> [REQUIRED WORK]: Produce an exact transcription of the listing below, omitting the pictures.

> [ENTRIES SUPPLIED]:
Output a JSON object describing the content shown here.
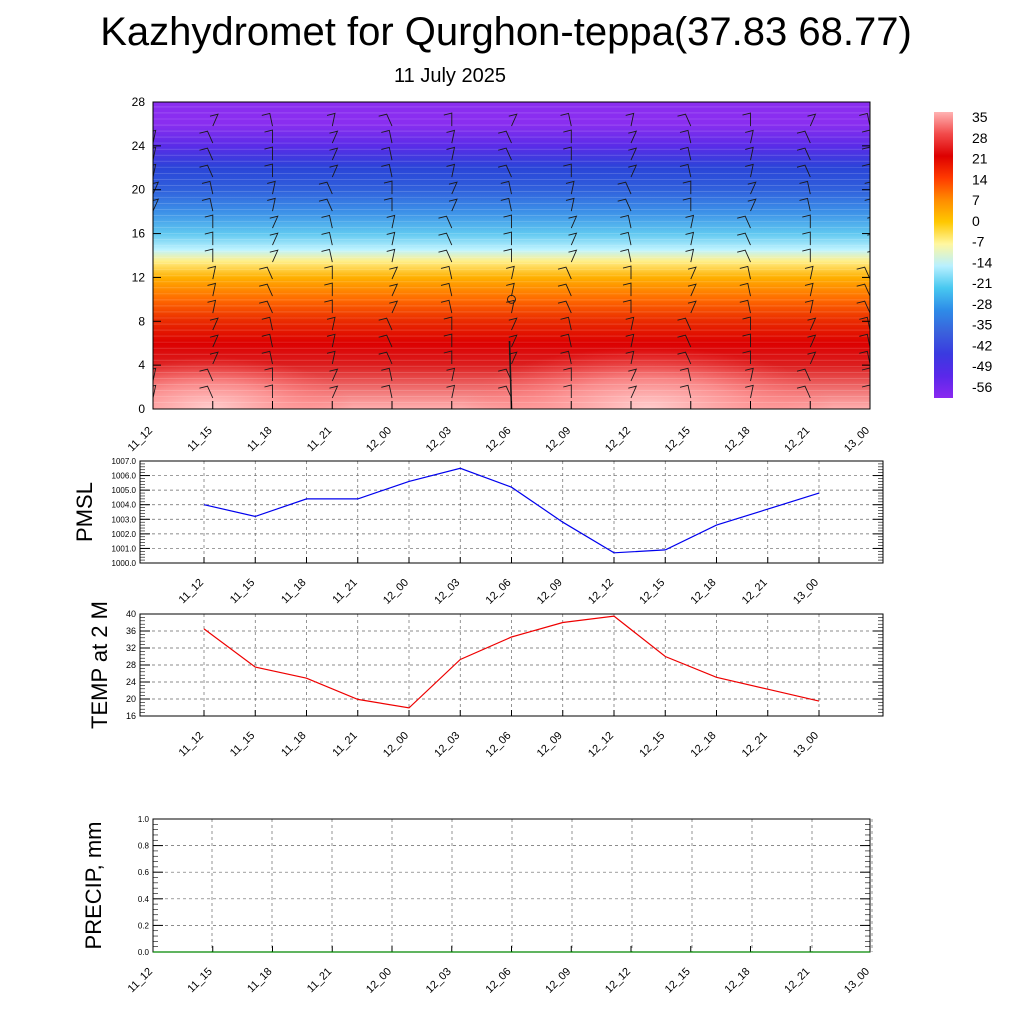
{
  "header": {
    "title": "Kazhydromet for Qurghon-teppa(37.83 68.77)",
    "subtitle": "11 July 2025"
  },
  "chart_data": [
    {
      "type": "heatmap",
      "description_role": "vertical cross-section, temperature shading with wind barbs",
      "x_ticks": [
        "11_12",
        "11_15",
        "11_18",
        "11_21",
        "12_00",
        "12_03",
        "12_06",
        "12_09",
        "12_12",
        "12_15",
        "12_18",
        "12_21",
        "13_00"
      ],
      "y_ticks": [
        0,
        4,
        8,
        12,
        16,
        20,
        24,
        28
      ],
      "ylim": [
        0,
        28
      ],
      "colorbar": {
        "labels": [
          "35",
          "28",
          "21",
          "14",
          "7",
          "0",
          "-7",
          "-14",
          "-21",
          "-28",
          "-35",
          "-42",
          "-49",
          "-56"
        ],
        "colors": [
          "#ffb3b3",
          "#f24a4a",
          "#dd0000",
          "#ff3a00",
          "#ff8c00",
          "#ffc800",
          "#fff7a0",
          "#b8f0ff",
          "#48c8f0",
          "#2e8ce8",
          "#3a62dc",
          "#3a3ae0",
          "#5a28ea",
          "#8a28f0"
        ]
      },
      "levels_y": [
        0,
        2,
        4,
        6,
        8,
        10,
        12,
        13.5,
        14.5,
        16,
        18,
        20,
        22,
        24,
        26,
        28
      ],
      "levels_colors": [
        "#ffb0b0",
        "#ee6a6a",
        "#dc1e1e",
        "#dc0000",
        "#ea2a00",
        "#ff6a00",
        "#ffb000",
        "#fff08a",
        "#c0f4ff",
        "#60c8f0",
        "#3c90e8",
        "#3060dc",
        "#2a44d8",
        "#5a2ce8",
        "#8a2ef0",
        "#8a2ef0"
      ]
    },
    {
      "type": "line",
      "ylabel": "PMSL",
      "x": [
        "11_12",
        "11_15",
        "11_18",
        "11_21",
        "12_00",
        "12_03",
        "12_06",
        "12_09",
        "12_12",
        "12_15",
        "12_18",
        "12_21",
        "13_00"
      ],
      "series": [
        {
          "values": [
            1004.0,
            1003.2,
            1004.4,
            1004.4,
            1005.6,
            1006.5,
            1005.2,
            1002.8,
            1000.7,
            1000.9,
            1002.6,
            1003.7,
            1004.8
          ],
          "color": "#0000ee"
        }
      ],
      "ylim": [
        1000.0,
        1007.0
      ],
      "y_ticks": [
        "1000.0",
        "1001.0",
        "1002.0",
        "1003.0",
        "1004.0",
        "1005.0",
        "1006.0",
        "1007.0"
      ]
    },
    {
      "type": "line",
      "ylabel": "TEMP at 2 M",
      "x": [
        "11_12",
        "11_15",
        "11_18",
        "11_21",
        "12_00",
        "12_03",
        "12_06",
        "12_09",
        "12_12",
        "12_15",
        "12_18",
        "12_21",
        "13_00"
      ],
      "series": [
        {
          "values": [
            36.5,
            27.5,
            24.9,
            19.9,
            17.9,
            29.3,
            34.6,
            38.0,
            39.5,
            30.0,
            25.1,
            22.3,
            19.5
          ],
          "color": "#ee0000"
        }
      ],
      "ylim": [
        16,
        40
      ],
      "y_ticks": [
        "16",
        "20",
        "24",
        "28",
        "32",
        "36",
        "40"
      ]
    },
    {
      "type": "line",
      "ylabel": "PRECIP, mm",
      "x": [
        "11_12",
        "11_15",
        "11_18",
        "11_21",
        "12_00",
        "12_03",
        "12_06",
        "12_09",
        "12_12",
        "12_15",
        "12_18",
        "12_21",
        "13_00"
      ],
      "series": [
        {
          "values": [
            0,
            0,
            0,
            0,
            0,
            0,
            0,
            0,
            0,
            0,
            0,
            0,
            0
          ],
          "color": "#008800"
        }
      ],
      "ylim": [
        0.0,
        1.0
      ],
      "y_ticks": [
        "0.0",
        "0.2",
        "0.4",
        "0.6",
        "0.8",
        "1.0"
      ]
    }
  ]
}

> [EXERCISE RESPONSE]:
Output a JSON object describing the content shown here.
{
  "header": {
    "title": "Kazhydromet for Qurghon-teppa(37.83 68.77)",
    "subtitle": "11 July 2025"
  },
  "chart_data": [
    {
      "type": "heatmap",
      "description_role": "vertical cross-section, temperature shading with wind barbs",
      "x_ticks": [
        "11_12",
        "11_15",
        "11_18",
        "11_21",
        "12_00",
        "12_03",
        "12_06",
        "12_09",
        "12_12",
        "12_15",
        "12_18",
        "12_21",
        "13_00"
      ],
      "y_ticks": [
        0,
        4,
        8,
        12,
        16,
        20,
        24,
        28
      ],
      "ylim": [
        0,
        28
      ],
      "colorbar": {
        "labels": [
          "35",
          "28",
          "21",
          "14",
          "7",
          "0",
          "-7",
          "-14",
          "-21",
          "-28",
          "-35",
          "-42",
          "-49",
          "-56"
        ],
        "colors": [
          "#ffb3b3",
          "#f24a4a",
          "#dd0000",
          "#ff3a00",
          "#ff8c00",
          "#ffc800",
          "#fff7a0",
          "#b8f0ff",
          "#48c8f0",
          "#2e8ce8",
          "#3a62dc",
          "#3a3ae0",
          "#5a28ea",
          "#8a28f0"
        ]
      },
      "levels_y": [
        0,
        2,
        4,
        6,
        8,
        10,
        12,
        13.5,
        14.5,
        16,
        18,
        20,
        22,
        24,
        26,
        28
      ],
      "levels_colors": [
        "#ffb0b0",
        "#ee6a6a",
        "#dc1e1e",
        "#dc0000",
        "#ea2a00",
        "#ff6a00",
        "#ffb000",
        "#fff08a",
        "#c0f4ff",
        "#60c8f0",
        "#3c90e8",
        "#3060dc",
        "#2a44d8",
        "#5a2ce8",
        "#8a2ef0",
        "#8a2ef0"
      ]
    },
    {
      "type": "line",
      "ylabel": "PMSL",
      "x": [
        "11_12",
        "11_15",
        "11_18",
        "11_21",
        "12_00",
        "12_03",
        "12_06",
        "12_09",
        "12_12",
        "12_15",
        "12_18",
        "12_21",
        "13_00"
      ],
      "series": [
        {
          "values": [
            1004.0,
            1003.2,
            1004.4,
            1004.4,
            1005.6,
            1006.5,
            1005.2,
            1002.8,
            1000.7,
            1000.9,
            1002.6,
            1003.7,
            1004.8
          ],
          "color": "#0000ee"
        }
      ],
      "ylim": [
        1000.0,
        1007.0
      ],
      "y_ticks": [
        "1000.0",
        "1001.0",
        "1002.0",
        "1003.0",
        "1004.0",
        "1005.0",
        "1006.0",
        "1007.0"
      ]
    },
    {
      "type": "line",
      "ylabel": "TEMP at 2 M",
      "x": [
        "11_12",
        "11_15",
        "11_18",
        "11_21",
        "12_00",
        "12_03",
        "12_06",
        "12_09",
        "12_12",
        "12_15",
        "12_18",
        "12_21",
        "13_00"
      ],
      "series": [
        {
          "values": [
            36.5,
            27.5,
            24.9,
            19.9,
            17.9,
            29.3,
            34.6,
            38.0,
            39.5,
            30.0,
            25.1,
            22.3,
            19.5
          ],
          "color": "#ee0000"
        }
      ],
      "ylim": [
        16,
        40
      ],
      "y_ticks": [
        "16",
        "20",
        "24",
        "28",
        "32",
        "36",
        "40"
      ]
    },
    {
      "type": "line",
      "ylabel": "PRECIP, mm",
      "x": [
        "11_12",
        "11_15",
        "11_18",
        "11_21",
        "12_00",
        "12_03",
        "12_06",
        "12_09",
        "12_12",
        "12_15",
        "12_18",
        "12_21",
        "13_00"
      ],
      "series": [
        {
          "values": [
            0,
            0,
            0,
            0,
            0,
            0,
            0,
            0,
            0,
            0,
            0,
            0,
            0
          ],
          "color": "#008800"
        }
      ],
      "ylim": [
        0.0,
        1.0
      ],
      "y_ticks": [
        "0.0",
        "0.2",
        "0.4",
        "0.6",
        "0.8",
        "1.0"
      ]
    }
  ]
}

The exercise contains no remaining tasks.